Make an exact copy of all the data.

[Records from a collection of figures]
■ ■ ■ ■

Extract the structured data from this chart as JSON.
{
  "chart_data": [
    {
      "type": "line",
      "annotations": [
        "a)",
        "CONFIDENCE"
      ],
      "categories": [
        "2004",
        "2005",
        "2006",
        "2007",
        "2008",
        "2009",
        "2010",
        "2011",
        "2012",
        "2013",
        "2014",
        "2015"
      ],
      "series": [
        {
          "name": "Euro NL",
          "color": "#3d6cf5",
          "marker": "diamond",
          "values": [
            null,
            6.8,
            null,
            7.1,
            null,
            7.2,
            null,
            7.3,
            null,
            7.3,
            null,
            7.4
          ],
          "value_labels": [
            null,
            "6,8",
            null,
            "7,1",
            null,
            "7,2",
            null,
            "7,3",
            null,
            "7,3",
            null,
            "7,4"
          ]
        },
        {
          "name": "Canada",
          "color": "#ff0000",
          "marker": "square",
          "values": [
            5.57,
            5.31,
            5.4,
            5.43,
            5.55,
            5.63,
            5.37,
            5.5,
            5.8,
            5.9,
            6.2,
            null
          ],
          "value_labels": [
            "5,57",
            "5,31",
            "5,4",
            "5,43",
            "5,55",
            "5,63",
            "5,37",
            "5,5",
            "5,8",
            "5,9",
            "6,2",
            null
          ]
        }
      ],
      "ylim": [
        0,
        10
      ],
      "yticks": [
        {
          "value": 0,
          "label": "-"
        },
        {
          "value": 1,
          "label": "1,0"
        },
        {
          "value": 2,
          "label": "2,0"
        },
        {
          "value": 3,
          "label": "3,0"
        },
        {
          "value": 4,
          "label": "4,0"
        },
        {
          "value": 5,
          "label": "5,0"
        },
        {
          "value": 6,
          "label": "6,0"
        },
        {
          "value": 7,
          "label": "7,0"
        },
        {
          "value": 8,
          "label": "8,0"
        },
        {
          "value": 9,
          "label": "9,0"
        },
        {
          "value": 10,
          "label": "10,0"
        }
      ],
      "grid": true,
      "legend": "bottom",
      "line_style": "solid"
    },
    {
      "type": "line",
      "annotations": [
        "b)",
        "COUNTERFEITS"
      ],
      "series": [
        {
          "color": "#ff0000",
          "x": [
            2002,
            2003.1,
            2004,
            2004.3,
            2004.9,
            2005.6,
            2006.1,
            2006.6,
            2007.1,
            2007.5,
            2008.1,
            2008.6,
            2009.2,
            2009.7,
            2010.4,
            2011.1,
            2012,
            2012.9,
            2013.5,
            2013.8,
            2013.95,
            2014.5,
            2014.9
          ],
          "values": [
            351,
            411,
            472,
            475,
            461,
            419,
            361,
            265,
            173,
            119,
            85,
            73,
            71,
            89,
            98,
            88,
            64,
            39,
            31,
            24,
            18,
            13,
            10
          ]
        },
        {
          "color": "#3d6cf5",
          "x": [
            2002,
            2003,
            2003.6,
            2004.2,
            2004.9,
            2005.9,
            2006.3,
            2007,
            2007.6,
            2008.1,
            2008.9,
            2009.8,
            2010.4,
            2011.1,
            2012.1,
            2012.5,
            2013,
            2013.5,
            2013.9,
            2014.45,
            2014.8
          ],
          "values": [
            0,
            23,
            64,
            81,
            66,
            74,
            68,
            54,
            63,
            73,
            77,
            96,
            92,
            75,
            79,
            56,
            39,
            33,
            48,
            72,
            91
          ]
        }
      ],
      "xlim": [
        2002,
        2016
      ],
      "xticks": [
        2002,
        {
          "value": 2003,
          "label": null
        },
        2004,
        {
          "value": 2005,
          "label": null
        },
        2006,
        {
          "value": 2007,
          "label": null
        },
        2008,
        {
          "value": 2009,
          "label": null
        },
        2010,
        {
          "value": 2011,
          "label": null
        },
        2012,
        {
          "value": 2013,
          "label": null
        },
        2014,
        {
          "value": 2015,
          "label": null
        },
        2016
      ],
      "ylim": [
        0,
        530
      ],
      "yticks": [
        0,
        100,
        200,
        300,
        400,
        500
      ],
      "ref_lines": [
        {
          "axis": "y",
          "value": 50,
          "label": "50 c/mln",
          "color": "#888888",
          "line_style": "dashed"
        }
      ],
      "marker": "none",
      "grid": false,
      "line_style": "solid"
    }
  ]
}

■ ■ ■ ■

#### Output:
Extract the structured data from this chart as JSON.
{
  "chart_data": [
    {
      "type": "line",
      "annotations": [
        "a)",
        "CONFIDENCE"
      ],
      "categories": [
        "2004",
        "2005",
        "2006",
        "2007",
        "2008",
        "2009",
        "2010",
        "2011",
        "2012",
        "2013",
        "2014",
        "2015"
      ],
      "series": [
        {
          "name": "Euro NL",
          "color": "#3d6cf5",
          "marker": "diamond",
          "values": [
            null,
            6.8,
            null,
            7.1,
            null,
            7.2,
            null,
            7.3,
            null,
            7.3,
            null,
            7.4
          ],
          "value_labels": [
            null,
            "6,8",
            null,
            "7,1",
            null,
            "7,2",
            null,
            "7,3",
            null,
            "7,3",
            null,
            "7,4"
          ]
        },
        {
          "name": "Canada",
          "color": "#ff0000",
          "marker": "square",
          "values": [
            5.57,
            5.31,
            5.4,
            5.43,
            5.55,
            5.63,
            5.37,
            5.5,
            5.8,
            5.9,
            6.2,
            null
          ],
          "value_labels": [
            "5,57",
            "5,31",
            "5,4",
            "5,43",
            "5,55",
            "5,63",
            "5,37",
            "5,5",
            "5,8",
            "5,9",
            "6,2",
            null
          ]
        }
      ],
      "ylim": [
        0,
        10
      ],
      "yticks": [
        {
          "value": 0,
          "label": "-"
        },
        {
          "value": 1,
          "label": "1,0"
        },
        {
          "value": 2,
          "label": "2,0"
        },
        {
          "value": 3,
          "label": "3,0"
        },
        {
          "value": 4,
          "label": "4,0"
        },
        {
          "value": 5,
          "label": "5,0"
        },
        {
          "value": 6,
          "label": "6,0"
        },
        {
          "value": 7,
          "label": "7,0"
        },
        {
          "value": 8,
          "label": "8,0"
        },
        {
          "value": 9,
          "label": "9,0"
        },
        {
          "value": 10,
          "label": "10,0"
        }
      ],
      "grid": true,
      "legend": "bottom",
      "line_style": "solid"
    },
    {
      "type": "line",
      "annotations": [
        "b)",
        "COUNTERFEITS"
      ],
      "series": [
        {
          "color": "#ff0000",
          "x": [
            2002,
            2003.1,
            2004,
            2004.3,
            2004.9,
            2005.6,
            2006.1,
            2006.6,
            2007.1,
            2007.5,
            2008.1,
            2008.6,
            2009.2,
            2009.7,
            2010.4,
            2011.1,
            2012,
            2012.9,
            2013.5,
            2013.8,
            2013.95,
            2014.5,
            2014.9
          ],
          "values": [
            351,
            411,
            472,
            475,
            461,
            419,
            361,
            265,
            173,
            119,
            85,
            73,
            71,
            89,
            98,
            88,
            64,
            39,
            31,
            24,
            18,
            13,
            10
          ]
        },
        {
          "color": "#3d6cf5",
          "x": [
            2002,
            2003,
            2003.6,
            2004.2,
            2004.9,
            2005.9,
            2006.3,
            2007,
            2007.6,
            2008.1,
            2008.9,
            2009.8,
            2010.4,
            2011.1,
            2012.1,
            2012.5,
            2013,
            2013.5,
            2013.9,
            2014.45,
            2014.8
          ],
          "values": [
            0,
            23,
            64,
            81,
            66,
            74,
            68,
            54,
            63,
            73,
            77,
            96,
            92,
            75,
            79,
            56,
            39,
            33,
            48,
            72,
            91
          ]
        }
      ],
      "xlim": [
        2002,
        2016
      ],
      "xticks": [
        2002,
        {
          "value": 2003,
          "label": null
        },
        2004,
        {
          "value": 2005,
          "label": null
        },
        2006,
        {
          "value": 2007,
          "label": null
        },
        2008,
        {
          "value": 2009,
          "label": null
        },
        2010,
        {
          "value": 2011,
          "label": null
        },
        2012,
        {
          "value": 2013,
          "label": null
        },
        2014,
        {
          "value": 2015,
          "label": null
        },
        2016
      ],
      "ylim": [
        0,
        530
      ],
      "yticks": [
        0,
        100,
        200,
        300,
        400,
        500
      ],
      "ref_lines": [
        {
          "axis": "y",
          "value": 50,
          "label": "50 c/mln",
          "color": "#888888",
          "line_style": "dashed"
        }
      ],
      "marker": "none",
      "grid": false,
      "line_style": "solid"
    }
  ]
}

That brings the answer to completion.